Exercise
Could you rewrite every line of the listing below as a numbered list, dropping the blank lines and leaving the pictures out?

— BEGIN —

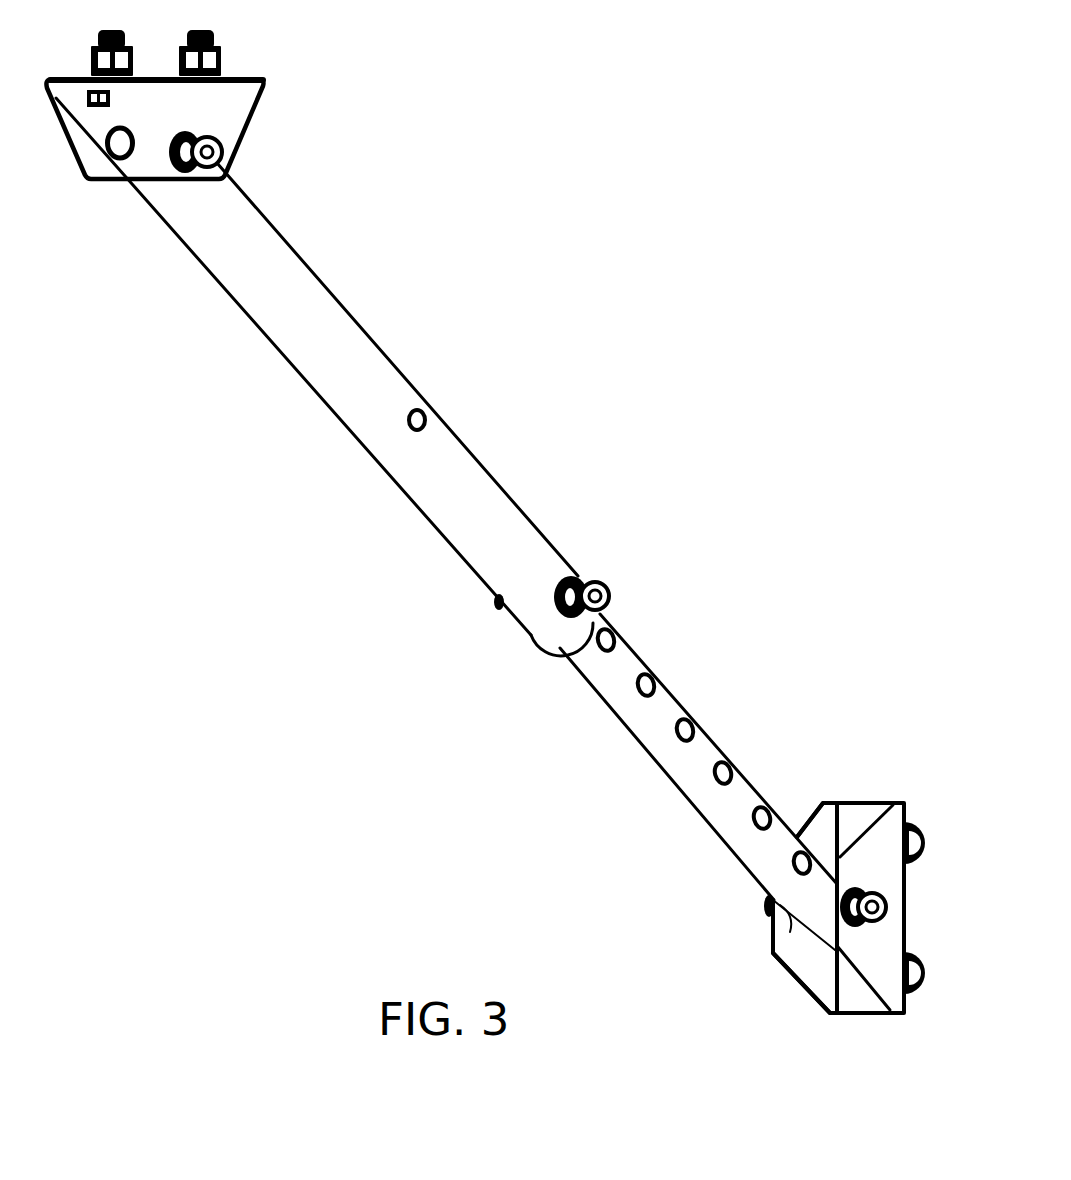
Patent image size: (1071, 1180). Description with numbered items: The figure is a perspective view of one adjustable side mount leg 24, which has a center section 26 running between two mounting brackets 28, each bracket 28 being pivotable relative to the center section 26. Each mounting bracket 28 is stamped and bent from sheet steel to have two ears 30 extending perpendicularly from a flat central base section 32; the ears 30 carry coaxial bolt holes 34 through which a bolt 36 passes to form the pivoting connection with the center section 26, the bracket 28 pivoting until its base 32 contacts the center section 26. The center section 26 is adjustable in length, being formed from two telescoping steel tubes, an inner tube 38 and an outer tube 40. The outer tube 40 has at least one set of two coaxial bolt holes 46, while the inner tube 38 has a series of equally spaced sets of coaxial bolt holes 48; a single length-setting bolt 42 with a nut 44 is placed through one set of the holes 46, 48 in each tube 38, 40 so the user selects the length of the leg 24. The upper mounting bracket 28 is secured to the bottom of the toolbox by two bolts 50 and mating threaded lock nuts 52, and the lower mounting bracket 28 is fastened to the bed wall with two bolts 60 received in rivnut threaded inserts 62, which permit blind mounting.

The leg 24 is at (582, 176).
The center section 26 is at (582, 515).
The mounting bracket 28 is at (220, 151).
The ear 30 is at (243, 100).
The base section 32 is at (166, 78).
The bolt hole 34 is at (177, 164).
The bolt 36 is at (222, 168).
The inner tube 38 is at (703, 750).
The outer tube 40 is at (303, 298).
The bolt 42 is at (497, 603).
The nut 44 is at (581, 575).
The bolt holes 46 is at (421, 417).
The bolt holes 48 is at (661, 683).
The bolt 50 is at (199, 30).
The lock nut 52 is at (90, 60).
The bolt 60 is at (832, 838).
The rivnut threaded insert 62 is at (914, 826).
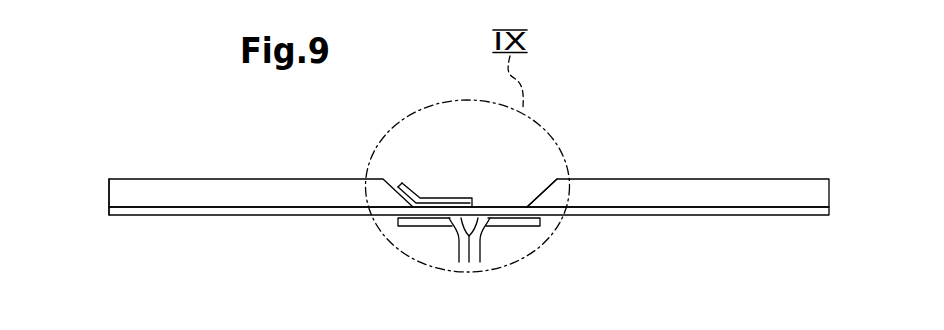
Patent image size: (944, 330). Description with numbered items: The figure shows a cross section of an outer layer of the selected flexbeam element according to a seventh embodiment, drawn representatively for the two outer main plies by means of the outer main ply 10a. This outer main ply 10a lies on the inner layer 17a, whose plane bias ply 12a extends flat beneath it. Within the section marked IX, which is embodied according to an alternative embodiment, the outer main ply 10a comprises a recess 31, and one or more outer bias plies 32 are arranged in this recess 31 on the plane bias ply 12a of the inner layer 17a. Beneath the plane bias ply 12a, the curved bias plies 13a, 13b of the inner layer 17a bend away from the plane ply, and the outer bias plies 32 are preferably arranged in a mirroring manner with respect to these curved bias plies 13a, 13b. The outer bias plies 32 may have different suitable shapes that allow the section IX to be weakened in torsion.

The outer main ply 10a is at (231, 192).
The plane bias ply 12a is at (715, 217).
The inner layer 17a is at (126, 232).
The recess 31 is at (528, 183).
The outer bias plies 32 is at (437, 200).
The curved bias ply 13a is at (450, 228).
The curved bias ply 13b is at (487, 228).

— END —

Written solution
1. Patent image size: (1071, 1180). Description with numbered items: The figure is a perspective view of one adjustable side mount leg 24, which has a center section 26 running between two mounting brackets 28, each bracket 28 being pivotable relative to the center section 26. Each mounting bracket 28 is stamped and bent from sheet steel to have two ears 30 extending perpendicularly from a flat central base section 32; the ears 30 carry coaxial bolt holes 34 through which a bolt 36 passes to form the pivoting connection with the center section 26, the bracket 28 pivoting until its base 32 contacts the center section 26. The center section 26 is adjustable in length, being formed from two telescoping steel tubes, an inner tube 38 and an outer tube 40. The outer tube 40 has at least one set of two coaxial bolt holes 46, while the inner tube 38 has a series of equally spaced sets of coaxial bolt holes 48; a single length-setting bolt 42 with a nut 44 is placed through one set of the holes 46, 48 in each tube 38, 40 so the user selects the length of the leg 24. The upper mounting bracket 28 is secured to the bottom of the toolbox by two bolts 50 and mating threaded lock nuts 52, and the lower mounting bracket 28 is fastened to the bed wall with two bolts 60 received in rivnut threaded inserts 62, which permit blind mounting.
2. The leg 24 is at (582, 176).
3. The center section 26 is at (582, 515).
4. The mounting bracket 28 is at (220, 151).
5. The ear 30 is at (243, 100).
6. The base section 32 is at (166, 78).
7. The bolt hole 34 is at (177, 164).
8. The bolt 36 is at (222, 168).
9. The inner tube 38 is at (703, 750).
10. The outer tube 40 is at (303, 298).
11. The bolt 42 is at (497, 603).
12. The nut 44 is at (581, 575).
13. The bolt holes 46 is at (421, 417).
14. The bolt holes 48 is at (661, 683).
15. The bolt 50 is at (199, 30).
16. The lock nut 52 is at (90, 60).
17. The bolt 60 is at (832, 838).
18. The rivnut threaded insert 62 is at (914, 826).
19. Patent image size: (944, 330). Description with numbered items: The figure shows a cross section of an outer layer of the selected flexbeam element according to a seventh embodiment, drawn representatively for the two outer main plies by means of the outer main ply 10a. This outer main ply 10a lies on the inner layer 17a, whose plane bias ply 12a extends flat beneath it. Within the section marked IX, which is embodied according to an alternative embodiment, the outer main ply 10a comprises a recess 31, and one or more outer bias plies 32 are arranged in this recess 31 on the plane bias ply 12a of the inner layer 17a. Beneath the plane bias ply 12a, the curved bias plies 13a, 13b of the inner layer 17a bend away from the plane ply, and the outer bias plies 32 are preferably arranged in a mirroring manner with respect to these curved bias plies 13a, 13b. The outer bias plies 32 may have different suitable shapes that allow the section IX to be weakened in torsion.
20. The outer main ply 10a is at (231, 192).
21. The plane bias ply 12a is at (715, 217).
22. The inner layer 17a is at (126, 232).
23. The recess 31 is at (528, 183).
24. The outer bias plies 32 is at (437, 200).
25. The curved bias ply 13a is at (450, 228).
26. The curved bias ply 13b is at (487, 228).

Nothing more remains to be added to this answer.